:: GIVEN RECORDS ::
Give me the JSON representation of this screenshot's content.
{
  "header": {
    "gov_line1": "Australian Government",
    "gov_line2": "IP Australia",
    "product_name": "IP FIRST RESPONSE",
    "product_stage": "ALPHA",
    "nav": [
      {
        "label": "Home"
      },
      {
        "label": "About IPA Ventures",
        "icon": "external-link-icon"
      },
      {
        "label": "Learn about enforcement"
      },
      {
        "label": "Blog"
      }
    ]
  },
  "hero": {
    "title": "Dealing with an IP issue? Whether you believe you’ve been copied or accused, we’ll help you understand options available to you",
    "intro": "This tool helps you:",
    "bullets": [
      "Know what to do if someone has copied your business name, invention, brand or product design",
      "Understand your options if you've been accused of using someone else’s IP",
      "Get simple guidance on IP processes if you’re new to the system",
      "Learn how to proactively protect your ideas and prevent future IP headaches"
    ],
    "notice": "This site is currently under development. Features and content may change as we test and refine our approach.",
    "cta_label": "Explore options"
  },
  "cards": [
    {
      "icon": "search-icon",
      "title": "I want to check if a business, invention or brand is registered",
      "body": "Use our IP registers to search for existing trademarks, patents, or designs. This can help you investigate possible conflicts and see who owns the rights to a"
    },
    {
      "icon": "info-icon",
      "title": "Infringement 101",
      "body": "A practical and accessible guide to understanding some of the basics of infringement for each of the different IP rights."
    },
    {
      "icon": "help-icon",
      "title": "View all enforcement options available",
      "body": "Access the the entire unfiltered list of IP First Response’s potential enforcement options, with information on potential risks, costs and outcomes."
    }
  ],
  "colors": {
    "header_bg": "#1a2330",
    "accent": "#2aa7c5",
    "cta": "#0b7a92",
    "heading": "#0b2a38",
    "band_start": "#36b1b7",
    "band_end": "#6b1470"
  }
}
:::
OBJECTIVE -> From the material above, copy each line that includes the word "copied".

COMPLETE ANSWER ->
    "title": "Dealing with an IP issue? Whether you believe you’ve been copied or accused, we’ll help you understand options available to you",
      "Know what to do if someone has copied your business name, invention, brand or product design",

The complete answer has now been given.